SHORT PROBLEM:
Only lines with the string "Schneestation" matter here; gather them from the material below.

EXERCISE MATERIALS:
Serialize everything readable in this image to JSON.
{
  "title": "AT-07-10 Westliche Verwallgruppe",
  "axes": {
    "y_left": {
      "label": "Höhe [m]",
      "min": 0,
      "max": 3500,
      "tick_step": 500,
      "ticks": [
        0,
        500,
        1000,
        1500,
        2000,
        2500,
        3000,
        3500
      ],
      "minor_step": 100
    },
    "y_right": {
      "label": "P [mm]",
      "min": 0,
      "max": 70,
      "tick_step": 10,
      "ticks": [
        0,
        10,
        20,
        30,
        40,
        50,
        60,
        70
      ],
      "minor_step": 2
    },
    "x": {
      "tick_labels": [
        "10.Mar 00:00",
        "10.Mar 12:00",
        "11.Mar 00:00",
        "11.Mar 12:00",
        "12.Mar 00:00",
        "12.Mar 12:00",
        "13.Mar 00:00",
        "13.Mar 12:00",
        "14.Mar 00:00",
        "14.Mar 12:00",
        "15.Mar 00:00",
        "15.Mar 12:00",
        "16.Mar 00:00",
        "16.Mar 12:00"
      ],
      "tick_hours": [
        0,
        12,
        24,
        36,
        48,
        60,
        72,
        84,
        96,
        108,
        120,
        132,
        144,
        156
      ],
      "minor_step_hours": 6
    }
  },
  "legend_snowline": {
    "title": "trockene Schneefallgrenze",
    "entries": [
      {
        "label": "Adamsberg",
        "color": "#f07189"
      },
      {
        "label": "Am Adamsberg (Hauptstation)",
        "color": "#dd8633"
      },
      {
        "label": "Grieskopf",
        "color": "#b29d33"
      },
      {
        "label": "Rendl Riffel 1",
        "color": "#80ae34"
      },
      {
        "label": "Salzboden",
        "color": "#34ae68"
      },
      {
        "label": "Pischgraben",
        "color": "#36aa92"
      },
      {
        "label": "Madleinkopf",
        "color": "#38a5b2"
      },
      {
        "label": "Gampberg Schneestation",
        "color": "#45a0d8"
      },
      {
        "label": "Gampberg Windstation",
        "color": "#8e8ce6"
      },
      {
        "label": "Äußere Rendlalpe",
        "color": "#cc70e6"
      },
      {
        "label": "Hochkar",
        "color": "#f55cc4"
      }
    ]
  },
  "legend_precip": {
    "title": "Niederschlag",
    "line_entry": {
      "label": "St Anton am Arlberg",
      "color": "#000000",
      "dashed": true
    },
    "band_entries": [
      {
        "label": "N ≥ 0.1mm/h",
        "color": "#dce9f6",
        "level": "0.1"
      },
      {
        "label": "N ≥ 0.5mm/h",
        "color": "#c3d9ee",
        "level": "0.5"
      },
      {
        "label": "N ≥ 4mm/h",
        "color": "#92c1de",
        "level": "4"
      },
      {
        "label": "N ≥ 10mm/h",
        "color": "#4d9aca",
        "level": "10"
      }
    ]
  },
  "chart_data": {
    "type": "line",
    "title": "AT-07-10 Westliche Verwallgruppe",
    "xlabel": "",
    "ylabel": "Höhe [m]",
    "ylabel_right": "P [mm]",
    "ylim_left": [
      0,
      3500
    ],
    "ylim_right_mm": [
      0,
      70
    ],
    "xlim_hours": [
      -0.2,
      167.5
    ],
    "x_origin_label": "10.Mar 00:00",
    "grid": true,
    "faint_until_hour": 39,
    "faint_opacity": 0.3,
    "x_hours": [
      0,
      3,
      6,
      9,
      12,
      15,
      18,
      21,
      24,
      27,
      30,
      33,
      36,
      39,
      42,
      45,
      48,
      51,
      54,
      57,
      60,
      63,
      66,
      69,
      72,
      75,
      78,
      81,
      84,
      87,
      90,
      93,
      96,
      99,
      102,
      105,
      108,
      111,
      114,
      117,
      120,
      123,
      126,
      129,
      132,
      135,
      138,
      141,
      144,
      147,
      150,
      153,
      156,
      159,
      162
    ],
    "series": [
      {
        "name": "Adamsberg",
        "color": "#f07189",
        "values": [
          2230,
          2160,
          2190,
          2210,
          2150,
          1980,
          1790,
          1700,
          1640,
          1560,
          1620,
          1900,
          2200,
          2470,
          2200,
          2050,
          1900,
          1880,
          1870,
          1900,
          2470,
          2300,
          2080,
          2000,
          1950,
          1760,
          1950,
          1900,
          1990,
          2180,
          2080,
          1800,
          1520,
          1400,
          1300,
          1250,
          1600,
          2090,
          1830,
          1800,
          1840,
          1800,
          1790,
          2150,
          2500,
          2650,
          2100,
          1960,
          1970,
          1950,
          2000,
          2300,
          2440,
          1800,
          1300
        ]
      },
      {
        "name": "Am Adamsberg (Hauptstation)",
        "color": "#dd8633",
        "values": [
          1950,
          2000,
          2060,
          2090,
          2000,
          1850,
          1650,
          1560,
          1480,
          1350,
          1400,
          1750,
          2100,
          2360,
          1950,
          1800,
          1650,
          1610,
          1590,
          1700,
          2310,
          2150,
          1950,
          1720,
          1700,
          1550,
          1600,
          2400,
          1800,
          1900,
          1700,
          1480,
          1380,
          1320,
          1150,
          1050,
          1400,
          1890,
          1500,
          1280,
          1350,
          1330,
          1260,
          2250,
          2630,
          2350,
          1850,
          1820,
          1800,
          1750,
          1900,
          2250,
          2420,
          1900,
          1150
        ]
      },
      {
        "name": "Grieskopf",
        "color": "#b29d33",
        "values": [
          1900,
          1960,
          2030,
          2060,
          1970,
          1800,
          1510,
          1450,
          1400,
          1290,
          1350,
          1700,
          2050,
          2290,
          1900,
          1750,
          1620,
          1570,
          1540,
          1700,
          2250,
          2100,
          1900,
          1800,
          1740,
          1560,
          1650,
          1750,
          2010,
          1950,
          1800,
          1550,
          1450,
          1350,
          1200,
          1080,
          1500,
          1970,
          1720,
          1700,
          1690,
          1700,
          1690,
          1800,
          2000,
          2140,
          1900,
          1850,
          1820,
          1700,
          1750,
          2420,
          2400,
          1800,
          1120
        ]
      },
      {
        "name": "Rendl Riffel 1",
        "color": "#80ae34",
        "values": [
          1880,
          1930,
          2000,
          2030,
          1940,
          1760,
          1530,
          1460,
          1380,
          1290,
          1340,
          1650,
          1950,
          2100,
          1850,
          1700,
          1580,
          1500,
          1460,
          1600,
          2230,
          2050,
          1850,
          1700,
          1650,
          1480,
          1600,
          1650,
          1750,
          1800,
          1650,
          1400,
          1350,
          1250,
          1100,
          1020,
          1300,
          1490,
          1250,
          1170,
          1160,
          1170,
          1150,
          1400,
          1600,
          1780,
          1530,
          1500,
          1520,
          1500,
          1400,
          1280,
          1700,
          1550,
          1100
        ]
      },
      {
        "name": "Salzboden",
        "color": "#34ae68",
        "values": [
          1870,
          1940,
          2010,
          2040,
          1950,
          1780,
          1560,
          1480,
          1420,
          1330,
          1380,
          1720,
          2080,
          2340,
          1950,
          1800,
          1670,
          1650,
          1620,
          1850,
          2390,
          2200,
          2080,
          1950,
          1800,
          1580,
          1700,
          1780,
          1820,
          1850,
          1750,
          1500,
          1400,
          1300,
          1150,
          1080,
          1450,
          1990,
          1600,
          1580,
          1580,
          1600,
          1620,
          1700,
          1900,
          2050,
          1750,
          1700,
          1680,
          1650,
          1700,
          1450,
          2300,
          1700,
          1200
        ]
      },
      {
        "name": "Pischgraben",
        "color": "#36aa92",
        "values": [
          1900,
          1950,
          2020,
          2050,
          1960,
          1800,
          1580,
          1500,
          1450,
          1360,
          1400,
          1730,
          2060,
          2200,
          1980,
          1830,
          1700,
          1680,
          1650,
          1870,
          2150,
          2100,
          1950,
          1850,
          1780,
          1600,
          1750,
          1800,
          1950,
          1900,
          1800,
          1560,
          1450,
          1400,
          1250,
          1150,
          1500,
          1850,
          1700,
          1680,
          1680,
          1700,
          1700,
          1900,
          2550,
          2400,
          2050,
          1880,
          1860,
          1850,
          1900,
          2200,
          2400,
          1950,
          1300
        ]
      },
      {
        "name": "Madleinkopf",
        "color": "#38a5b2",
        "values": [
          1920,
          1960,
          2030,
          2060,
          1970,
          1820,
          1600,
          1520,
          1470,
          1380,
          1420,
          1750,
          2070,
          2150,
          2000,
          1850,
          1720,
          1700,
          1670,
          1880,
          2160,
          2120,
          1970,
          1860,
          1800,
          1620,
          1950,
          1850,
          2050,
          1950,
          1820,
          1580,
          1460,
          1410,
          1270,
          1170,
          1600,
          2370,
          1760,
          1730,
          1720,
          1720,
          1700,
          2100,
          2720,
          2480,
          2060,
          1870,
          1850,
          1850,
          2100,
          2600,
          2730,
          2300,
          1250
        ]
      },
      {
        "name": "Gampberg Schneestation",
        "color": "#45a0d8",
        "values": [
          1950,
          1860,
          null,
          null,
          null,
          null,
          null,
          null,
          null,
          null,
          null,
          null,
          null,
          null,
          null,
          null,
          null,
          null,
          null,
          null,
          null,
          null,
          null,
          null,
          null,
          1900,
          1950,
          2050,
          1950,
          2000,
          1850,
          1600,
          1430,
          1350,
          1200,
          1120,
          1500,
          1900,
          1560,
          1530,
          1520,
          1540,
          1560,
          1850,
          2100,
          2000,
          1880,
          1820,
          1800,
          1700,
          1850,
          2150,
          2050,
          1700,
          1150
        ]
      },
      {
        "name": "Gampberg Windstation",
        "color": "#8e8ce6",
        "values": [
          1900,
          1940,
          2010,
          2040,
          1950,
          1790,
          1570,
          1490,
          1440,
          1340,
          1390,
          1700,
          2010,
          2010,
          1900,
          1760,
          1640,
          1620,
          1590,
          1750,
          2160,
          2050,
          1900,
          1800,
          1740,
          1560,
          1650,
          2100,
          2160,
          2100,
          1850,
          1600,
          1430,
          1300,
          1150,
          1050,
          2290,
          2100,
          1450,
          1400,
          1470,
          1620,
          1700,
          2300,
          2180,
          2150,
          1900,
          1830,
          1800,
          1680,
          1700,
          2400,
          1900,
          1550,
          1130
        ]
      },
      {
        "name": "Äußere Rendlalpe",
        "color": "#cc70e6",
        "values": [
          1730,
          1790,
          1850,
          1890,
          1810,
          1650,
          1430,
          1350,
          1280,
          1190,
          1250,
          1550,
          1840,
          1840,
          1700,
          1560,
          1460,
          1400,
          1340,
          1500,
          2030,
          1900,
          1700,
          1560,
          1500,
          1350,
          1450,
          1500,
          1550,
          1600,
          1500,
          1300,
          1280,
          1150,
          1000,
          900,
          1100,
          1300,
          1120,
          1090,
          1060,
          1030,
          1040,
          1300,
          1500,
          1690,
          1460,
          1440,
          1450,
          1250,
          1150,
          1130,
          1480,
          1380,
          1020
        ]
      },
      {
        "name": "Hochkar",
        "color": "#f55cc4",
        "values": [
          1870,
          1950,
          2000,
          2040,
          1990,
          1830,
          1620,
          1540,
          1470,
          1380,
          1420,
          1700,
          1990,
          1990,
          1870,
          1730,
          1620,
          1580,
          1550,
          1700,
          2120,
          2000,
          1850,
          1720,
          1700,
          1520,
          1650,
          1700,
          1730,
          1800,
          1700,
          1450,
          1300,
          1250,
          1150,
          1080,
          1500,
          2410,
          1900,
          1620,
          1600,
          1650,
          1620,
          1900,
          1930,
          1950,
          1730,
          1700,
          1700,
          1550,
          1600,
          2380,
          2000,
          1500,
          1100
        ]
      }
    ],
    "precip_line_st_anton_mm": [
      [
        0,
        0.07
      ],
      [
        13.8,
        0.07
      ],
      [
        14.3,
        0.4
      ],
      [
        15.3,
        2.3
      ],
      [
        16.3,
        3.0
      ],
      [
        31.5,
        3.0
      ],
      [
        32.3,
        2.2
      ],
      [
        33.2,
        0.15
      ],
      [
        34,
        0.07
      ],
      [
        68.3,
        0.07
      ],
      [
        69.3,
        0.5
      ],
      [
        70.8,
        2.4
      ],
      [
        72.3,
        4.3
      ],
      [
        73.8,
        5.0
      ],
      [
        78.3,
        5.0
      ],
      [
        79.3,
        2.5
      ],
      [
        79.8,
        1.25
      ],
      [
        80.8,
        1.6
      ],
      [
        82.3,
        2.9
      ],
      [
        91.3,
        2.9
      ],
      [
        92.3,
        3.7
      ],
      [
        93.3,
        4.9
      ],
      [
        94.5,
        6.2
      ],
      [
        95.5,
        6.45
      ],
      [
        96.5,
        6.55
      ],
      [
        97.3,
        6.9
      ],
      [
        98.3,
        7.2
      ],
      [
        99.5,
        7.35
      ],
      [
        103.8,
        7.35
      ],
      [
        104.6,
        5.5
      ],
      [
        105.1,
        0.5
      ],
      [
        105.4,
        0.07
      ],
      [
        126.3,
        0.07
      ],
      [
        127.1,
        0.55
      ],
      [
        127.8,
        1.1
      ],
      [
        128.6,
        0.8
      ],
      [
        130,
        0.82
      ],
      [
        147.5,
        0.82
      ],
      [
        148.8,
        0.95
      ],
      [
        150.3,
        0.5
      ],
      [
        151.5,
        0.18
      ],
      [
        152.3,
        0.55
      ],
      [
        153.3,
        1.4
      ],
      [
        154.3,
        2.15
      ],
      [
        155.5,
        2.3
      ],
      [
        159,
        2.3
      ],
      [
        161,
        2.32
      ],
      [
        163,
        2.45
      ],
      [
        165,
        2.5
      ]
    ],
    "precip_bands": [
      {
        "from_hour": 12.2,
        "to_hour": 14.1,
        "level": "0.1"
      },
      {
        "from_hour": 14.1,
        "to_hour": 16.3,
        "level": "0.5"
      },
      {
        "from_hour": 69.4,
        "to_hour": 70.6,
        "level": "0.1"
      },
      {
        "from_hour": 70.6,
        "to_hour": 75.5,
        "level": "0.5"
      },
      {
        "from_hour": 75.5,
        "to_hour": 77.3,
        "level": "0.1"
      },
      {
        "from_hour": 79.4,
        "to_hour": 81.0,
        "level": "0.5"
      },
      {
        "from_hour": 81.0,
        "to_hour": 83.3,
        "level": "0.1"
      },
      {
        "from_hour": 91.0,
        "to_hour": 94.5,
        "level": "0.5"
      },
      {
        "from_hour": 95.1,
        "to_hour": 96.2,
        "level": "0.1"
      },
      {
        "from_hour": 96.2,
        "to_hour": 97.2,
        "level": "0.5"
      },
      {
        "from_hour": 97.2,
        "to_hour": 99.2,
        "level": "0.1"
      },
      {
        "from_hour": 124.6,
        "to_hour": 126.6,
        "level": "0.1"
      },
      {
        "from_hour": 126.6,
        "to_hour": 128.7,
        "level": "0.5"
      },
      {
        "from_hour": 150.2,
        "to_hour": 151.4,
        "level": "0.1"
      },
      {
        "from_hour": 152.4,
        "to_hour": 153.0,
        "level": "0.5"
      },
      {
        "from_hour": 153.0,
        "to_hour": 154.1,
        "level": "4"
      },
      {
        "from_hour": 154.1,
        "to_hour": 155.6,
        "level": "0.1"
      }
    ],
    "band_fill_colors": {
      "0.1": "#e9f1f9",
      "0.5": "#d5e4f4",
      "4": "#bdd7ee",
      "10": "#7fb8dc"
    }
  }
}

SOLVED PROBLEM:
        "label": "Gampberg Schneestation",
        "name": "Gampberg Schneestation",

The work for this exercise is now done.